**Material supplied**
§
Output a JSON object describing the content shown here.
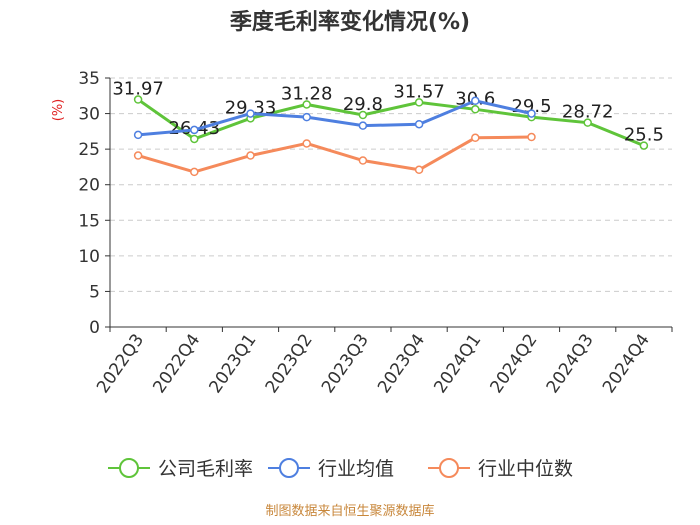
{
  "title": "季度毛利率变化情况(%)",
  "source": "制图数据来自恒生聚源数据库",
  "colors": {
    "company": "#5fc43a",
    "industry_avg": "#4e7fe0",
    "industry_median": "#f58a5b"
  },
  "chart_data": {
    "type": "line",
    "title": "季度毛利率变化情况(%)",
    "ylabel": "(%)",
    "xlabel": "",
    "ylim": [
      0,
      35
    ],
    "yticks": [
      0,
      5,
      10,
      15,
      20,
      25,
      30,
      35
    ],
    "grid": true,
    "legend": "bottom",
    "categories": [
      "2022Q3",
      "2022Q4",
      "2023Q1",
      "2023Q2",
      "2023Q3",
      "2023Q4",
      "2024Q1",
      "2024Q2",
      "2024Q3",
      "2024Q4"
    ],
    "series": [
      {
        "name": "公司毛利率",
        "color": "#5fc43a",
        "labels": true,
        "values": [
          31.97,
          26.43,
          29.33,
          31.28,
          29.8,
          31.57,
          30.6,
          29.5,
          28.72,
          25.5
        ]
      },
      {
        "name": "行业均值",
        "color": "#4e7fe0",
        "labels": false,
        "values": [
          27.0,
          27.7,
          30.0,
          29.5,
          28.3,
          28.5,
          31.8,
          30.0,
          null,
          null
        ]
      },
      {
        "name": "行业中位数",
        "color": "#f58a5b",
        "labels": false,
        "values": [
          24.1,
          21.8,
          24.1,
          25.8,
          23.4,
          22.1,
          26.6,
          26.7,
          null,
          null
        ]
      }
    ]
  }
}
§
**Given request**
Write out all the entries word for word, but skip any images.

**Task output**
Output a JSON object describing the content shown here.
{
  "title": "季度毛利率变化情况(%)",
  "source": "制图数据来自恒生聚源数据库",
  "colors": {
    "company": "#5fc43a",
    "industry_avg": "#4e7fe0",
    "industry_median": "#f58a5b"
  },
  "chart_data": {
    "type": "line",
    "title": "季度毛利率变化情况(%)",
    "ylabel": "(%)",
    "xlabel": "",
    "ylim": [
      0,
      35
    ],
    "yticks": [
      0,
      5,
      10,
      15,
      20,
      25,
      30,
      35
    ],
    "grid": true,
    "legend": "bottom",
    "categories": [
      "2022Q3",
      "2022Q4",
      "2023Q1",
      "2023Q2",
      "2023Q3",
      "2023Q4",
      "2024Q1",
      "2024Q2",
      "2024Q3",
      "2024Q4"
    ],
    "series": [
      {
        "name": "公司毛利率",
        "color": "#5fc43a",
        "labels": true,
        "values": [
          31.97,
          26.43,
          29.33,
          31.28,
          29.8,
          31.57,
          30.6,
          29.5,
          28.72,
          25.5
        ]
      },
      {
        "name": "行业均值",
        "color": "#4e7fe0",
        "labels": false,
        "values": [
          27.0,
          27.7,
          30.0,
          29.5,
          28.3,
          28.5,
          31.8,
          30.0,
          null,
          null
        ]
      },
      {
        "name": "行业中位数",
        "color": "#f58a5b",
        "labels": false,
        "values": [
          24.1,
          21.8,
          24.1,
          25.8,
          23.4,
          22.1,
          26.6,
          26.7,
          null,
          null
        ]
      }
    ]
  }
}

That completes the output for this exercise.